Goal of the exercise >> Find the string "Philippe" in the data, then copy every line where it is found.

Record list >>
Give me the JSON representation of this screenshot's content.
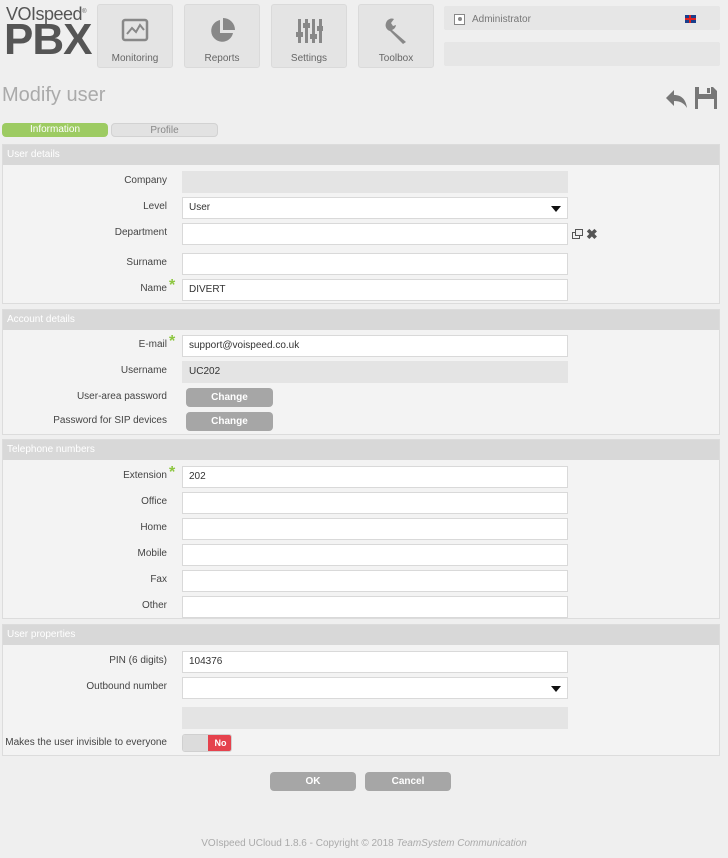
{
  "brand": {
    "top": "VOIspeed",
    "mark": "®",
    "big": "PBX"
  },
  "nav": [
    {
      "label": "Monitoring",
      "icon": "monitor-chart-icon"
    },
    {
      "label": "Reports",
      "icon": "pie-chart-icon"
    },
    {
      "label": "Settings",
      "icon": "sliders-icon"
    },
    {
      "label": "Toolbox",
      "icon": "wrench-icon"
    }
  ],
  "user": {
    "name": "Administrator",
    "language_icon": "uk-flag-icon"
  },
  "page": {
    "title": "Modify user"
  },
  "tabs": {
    "information": "Information",
    "profile": "Profile"
  },
  "user_details": {
    "header": "User details",
    "company": {
      "label": "Company",
      "value": ""
    },
    "level": {
      "label": "Level",
      "value": "User"
    },
    "department": {
      "label": "Department",
      "value": ""
    },
    "surname": {
      "label": "Surname",
      "value": ""
    },
    "name": {
      "label": "Name",
      "value": "DIVERT"
    }
  },
  "account_details": {
    "header": "Account details",
    "email": {
      "label": "E-mail",
      "value": "support@voispeed.co.uk"
    },
    "username": {
      "label": "Username",
      "value": "UC202"
    },
    "user_area_password": {
      "label": "User-area password",
      "button": "Change"
    },
    "sip_password": {
      "label": "Password for SIP devices",
      "button": "Change"
    }
  },
  "telephone_numbers": {
    "header": "Telephone numbers",
    "extension": {
      "label": "Extension",
      "value": "202"
    },
    "office": {
      "label": "Office",
      "value": ""
    },
    "home": {
      "label": "Home",
      "value": ""
    },
    "mobile": {
      "label": "Mobile",
      "value": ""
    },
    "fax": {
      "label": "Fax",
      "value": ""
    },
    "other": {
      "label": "Other",
      "value": ""
    }
  },
  "user_properties": {
    "header": "User properties",
    "pin": {
      "label": "PIN (6 digits)",
      "value": "104376"
    },
    "outbound": {
      "label": "Outbound number",
      "value": ""
    },
    "invisible": {
      "label": "Makes the user invisible to everyone",
      "state": "No"
    }
  },
  "actions": {
    "ok": "OK",
    "cancel": "Cancel"
  },
  "footer": {
    "text": "VOIspeed UCloud 1.8.6 - Copyright © 2018 ",
    "company": "TeamSystem Communication"
  },
  "colors": {
    "accent_green": "#9dcb62",
    "required_star": "#8cc63f",
    "toggle_no": "#e5424d",
    "button_gray": "#a6a6a6"
  }
}
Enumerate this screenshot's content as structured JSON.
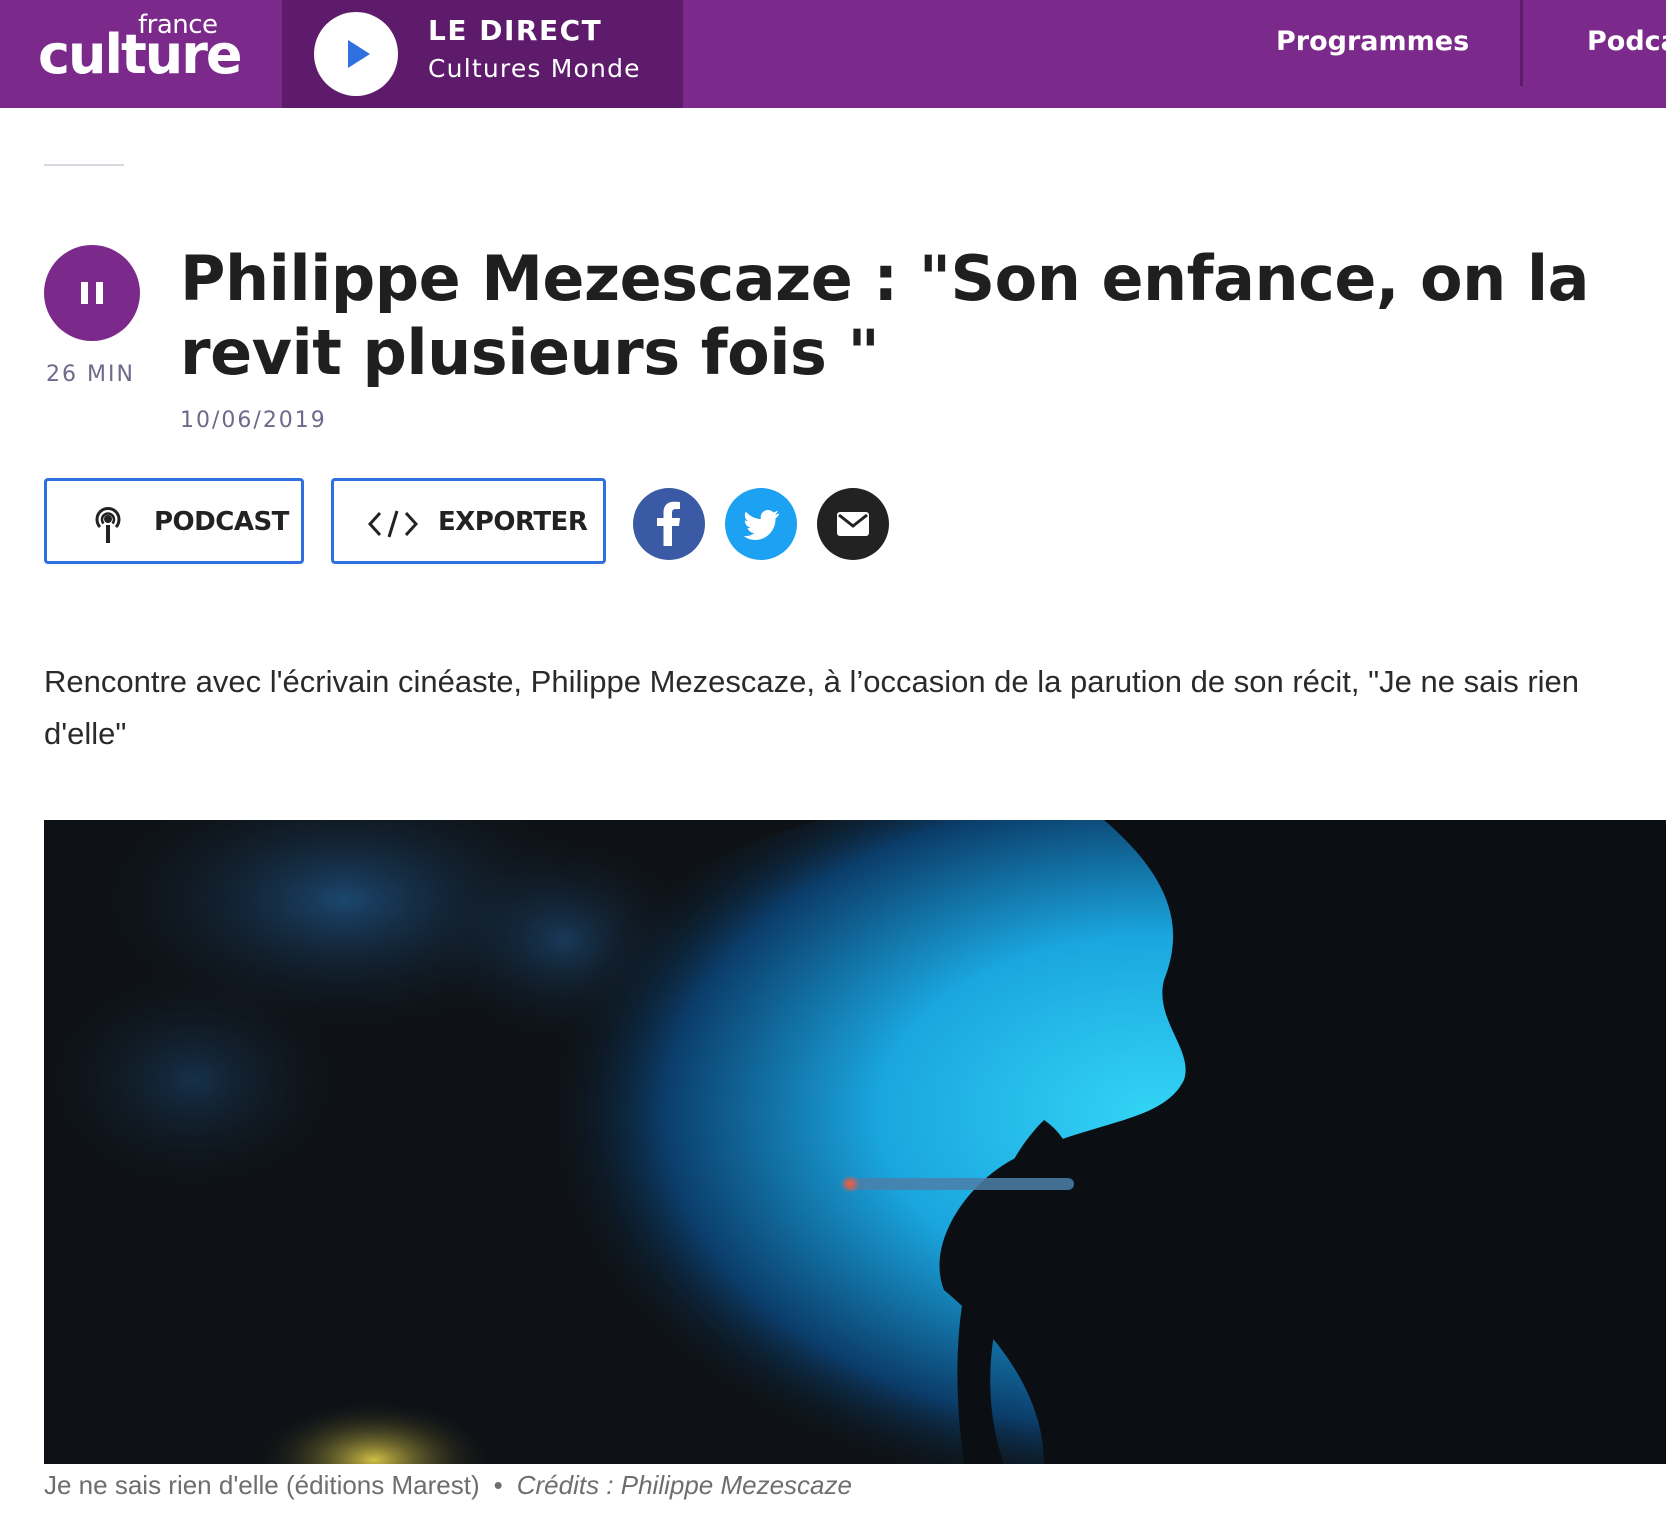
{
  "brand": {
    "logo_small": "france",
    "logo_big": "culture"
  },
  "live": {
    "label": "LE DIRECT",
    "station": "Cultures Monde"
  },
  "nav": {
    "items": [
      "Programmes",
      "Podca"
    ]
  },
  "episode": {
    "duration": "26 MIN",
    "title": "Philippe Mezescaze : \"Son enfance, on la revit plusieurs fois \"",
    "date": "10/06/2019"
  },
  "actions": {
    "podcast_label": "PODCAST",
    "export_label": "EXPORTER",
    "share": [
      "facebook-icon",
      "twitter-icon",
      "email-icon"
    ]
  },
  "article": {
    "lead": "Rencontre avec l'écrivain cinéaste, Philippe Mezescaze, à l’occasion de la parution de son récit, \"Je ne sais rien d'elle\""
  },
  "image": {
    "caption": "Je ne sais rien d'elle (éditions Marest)",
    "credit": "Crédits : Philippe Mezescaze"
  },
  "colors": {
    "brand_purple": "#7b2a8b",
    "live_purple": "#5e1b6b",
    "button_border": "#2f6fe0",
    "facebook": "#3b5aa5",
    "twitter": "#1da1f2",
    "email": "#222222"
  }
}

Exercise output >>
    "title": "Philippe Mezescaze : \"Son enfance, on la revit plusieurs fois \"",
    "lead": "Rencontre avec l'écrivain cinéaste, Philippe Mezescaze, à l’occasion de la parution de son récit, \"Je ne sais rien d'elle\""
    "credit": "Crédits : Philippe Mezescaze"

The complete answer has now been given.